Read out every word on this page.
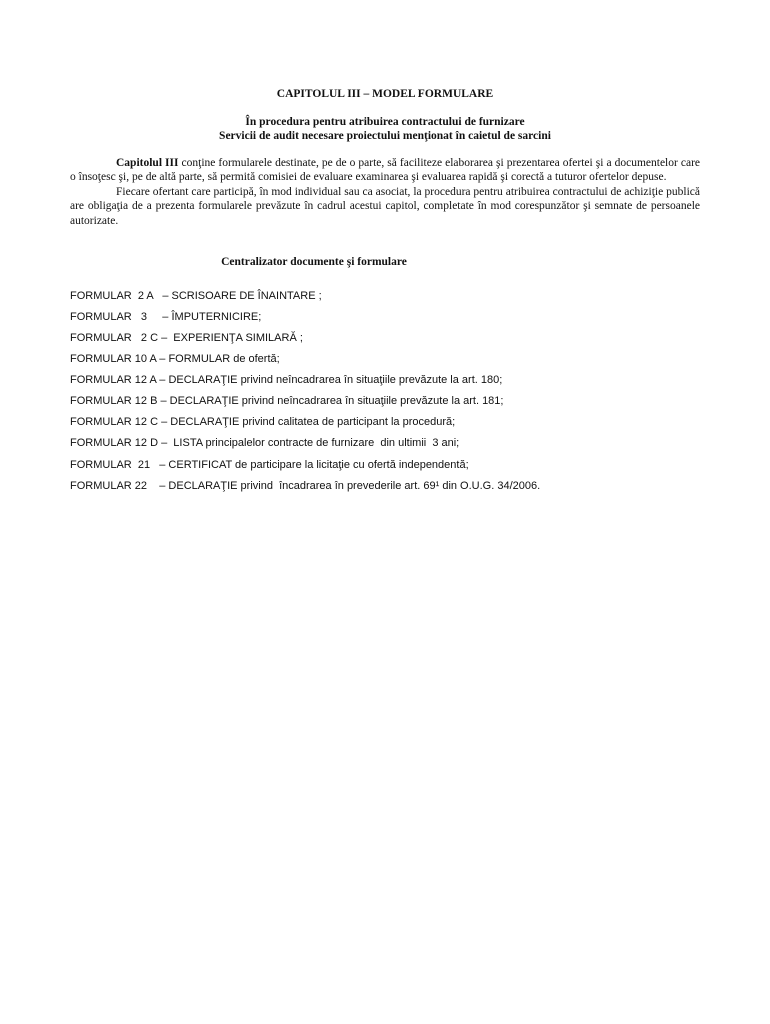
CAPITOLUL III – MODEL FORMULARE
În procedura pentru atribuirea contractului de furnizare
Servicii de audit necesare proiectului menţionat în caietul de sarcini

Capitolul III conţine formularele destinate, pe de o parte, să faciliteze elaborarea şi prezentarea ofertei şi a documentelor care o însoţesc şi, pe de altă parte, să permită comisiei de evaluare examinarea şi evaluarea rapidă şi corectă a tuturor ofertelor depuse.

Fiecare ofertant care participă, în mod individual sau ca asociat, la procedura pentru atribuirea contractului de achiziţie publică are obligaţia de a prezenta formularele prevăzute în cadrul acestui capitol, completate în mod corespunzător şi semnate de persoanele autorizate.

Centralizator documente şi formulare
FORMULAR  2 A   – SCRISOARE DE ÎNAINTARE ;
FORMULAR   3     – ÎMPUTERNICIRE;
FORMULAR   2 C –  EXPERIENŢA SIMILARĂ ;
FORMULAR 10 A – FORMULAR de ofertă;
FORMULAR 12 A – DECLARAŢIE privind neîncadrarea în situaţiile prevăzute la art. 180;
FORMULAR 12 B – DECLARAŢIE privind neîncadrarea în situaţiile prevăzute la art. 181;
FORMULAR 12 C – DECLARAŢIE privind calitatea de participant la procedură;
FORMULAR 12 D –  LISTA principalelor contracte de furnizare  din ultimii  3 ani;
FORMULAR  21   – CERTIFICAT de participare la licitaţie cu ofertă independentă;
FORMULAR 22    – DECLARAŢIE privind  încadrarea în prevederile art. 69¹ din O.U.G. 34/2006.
---------------
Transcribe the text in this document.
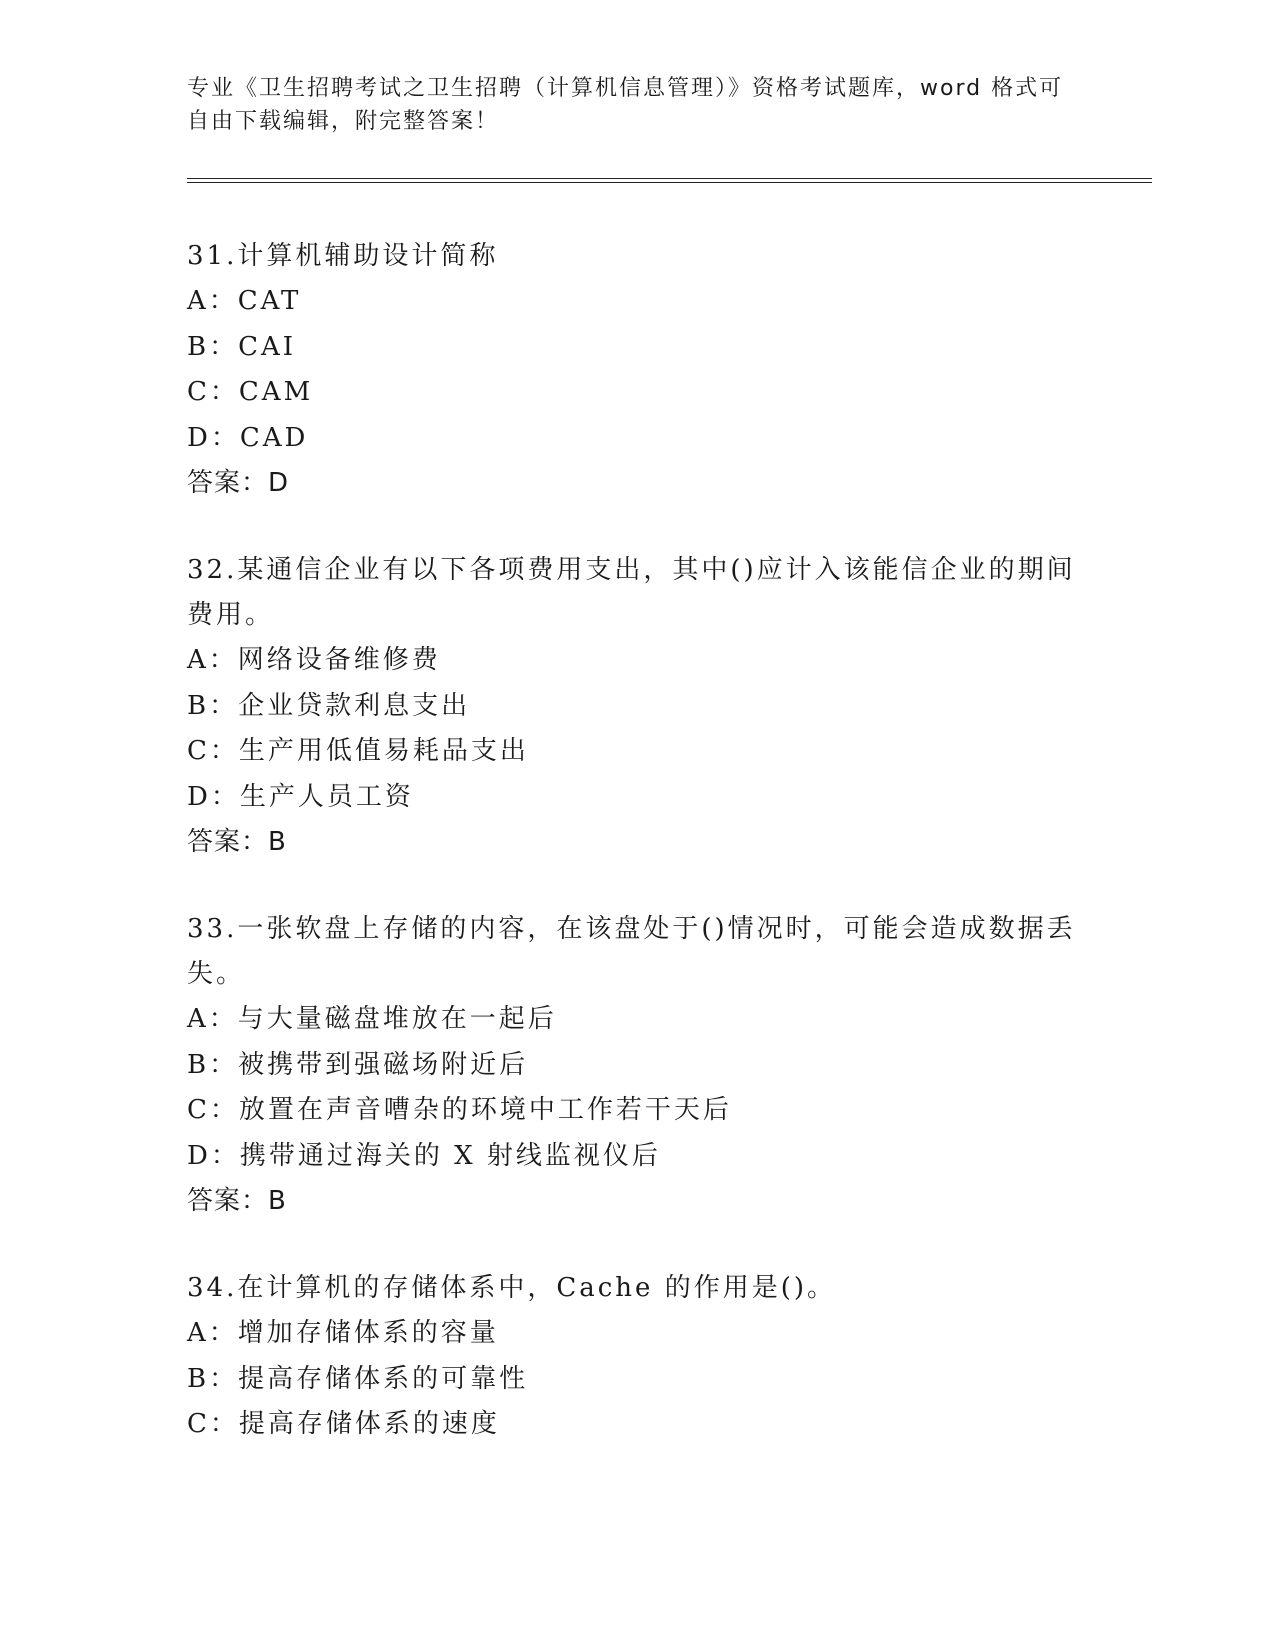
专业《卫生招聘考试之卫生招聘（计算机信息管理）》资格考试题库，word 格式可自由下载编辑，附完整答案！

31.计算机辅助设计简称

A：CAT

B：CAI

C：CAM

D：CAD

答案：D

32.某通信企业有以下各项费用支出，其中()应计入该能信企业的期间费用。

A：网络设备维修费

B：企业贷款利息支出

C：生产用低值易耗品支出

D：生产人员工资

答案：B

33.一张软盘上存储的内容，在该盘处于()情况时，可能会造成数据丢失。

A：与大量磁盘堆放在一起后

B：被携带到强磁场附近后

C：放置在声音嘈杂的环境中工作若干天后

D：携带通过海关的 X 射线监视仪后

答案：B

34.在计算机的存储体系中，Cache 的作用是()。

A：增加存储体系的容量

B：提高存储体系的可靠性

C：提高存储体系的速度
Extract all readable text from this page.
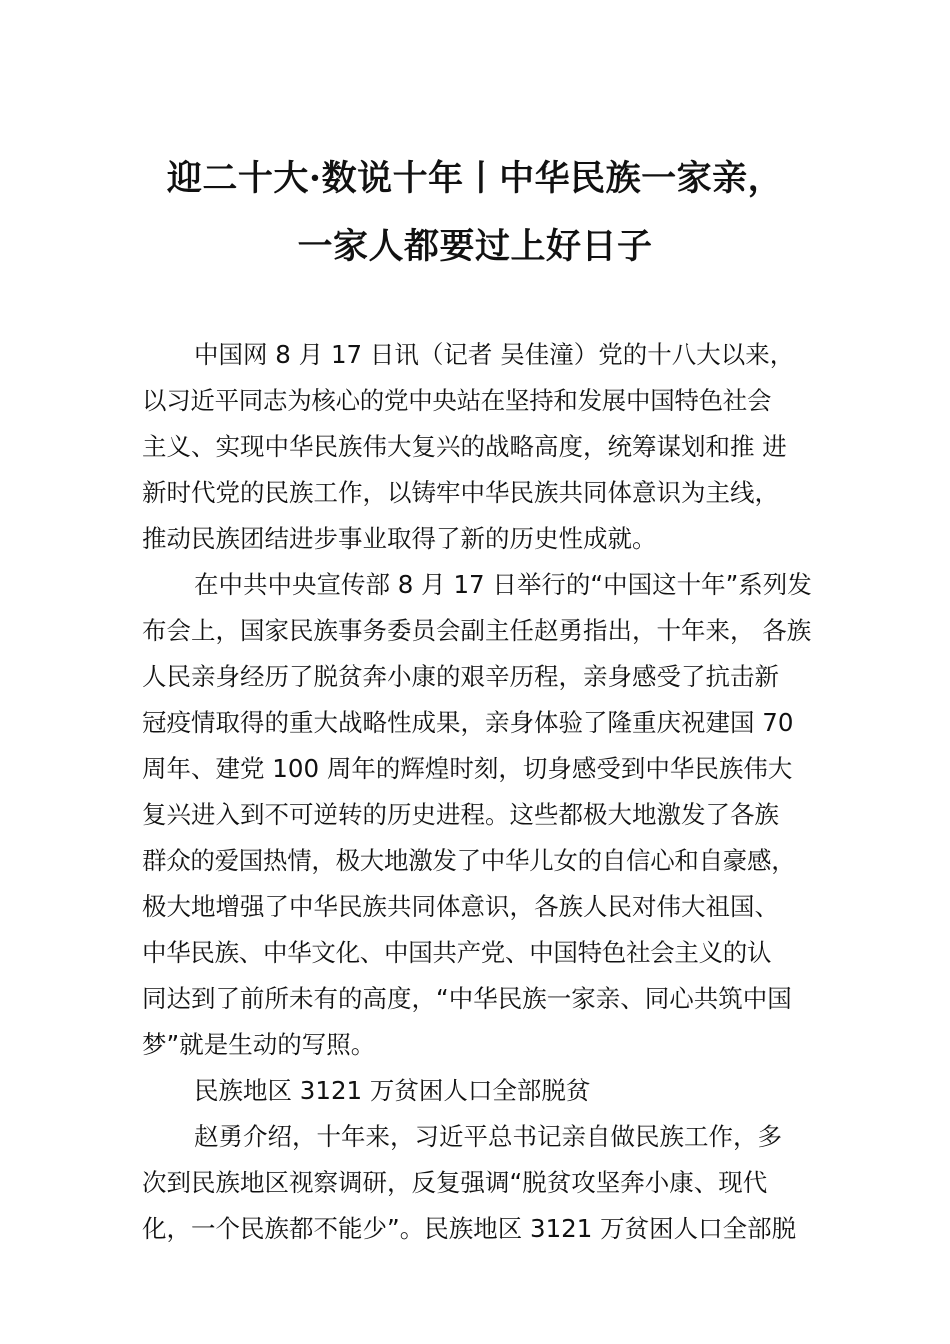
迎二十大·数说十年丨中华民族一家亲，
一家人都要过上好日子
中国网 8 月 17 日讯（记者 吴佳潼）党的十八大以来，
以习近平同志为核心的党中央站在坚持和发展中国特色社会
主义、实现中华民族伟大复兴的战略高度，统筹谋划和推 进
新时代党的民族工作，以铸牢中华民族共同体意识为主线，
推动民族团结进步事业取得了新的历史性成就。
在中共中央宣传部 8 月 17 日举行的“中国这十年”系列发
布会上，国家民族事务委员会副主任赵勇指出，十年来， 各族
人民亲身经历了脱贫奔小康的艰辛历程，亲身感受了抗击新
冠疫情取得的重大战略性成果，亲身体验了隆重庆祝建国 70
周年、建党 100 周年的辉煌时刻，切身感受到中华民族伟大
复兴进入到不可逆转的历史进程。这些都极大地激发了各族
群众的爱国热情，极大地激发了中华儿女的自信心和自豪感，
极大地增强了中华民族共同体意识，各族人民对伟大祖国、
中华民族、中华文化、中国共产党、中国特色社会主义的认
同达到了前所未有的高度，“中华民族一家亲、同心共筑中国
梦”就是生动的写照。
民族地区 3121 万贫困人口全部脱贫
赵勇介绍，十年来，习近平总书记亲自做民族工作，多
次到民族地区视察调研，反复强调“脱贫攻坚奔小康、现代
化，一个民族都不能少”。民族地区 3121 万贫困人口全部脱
---------------
◆ **THE EXERCISE**: State how many lines of the data include the word "formularele", with nothing else.

◆ **SOLVED PROBLEM**: 2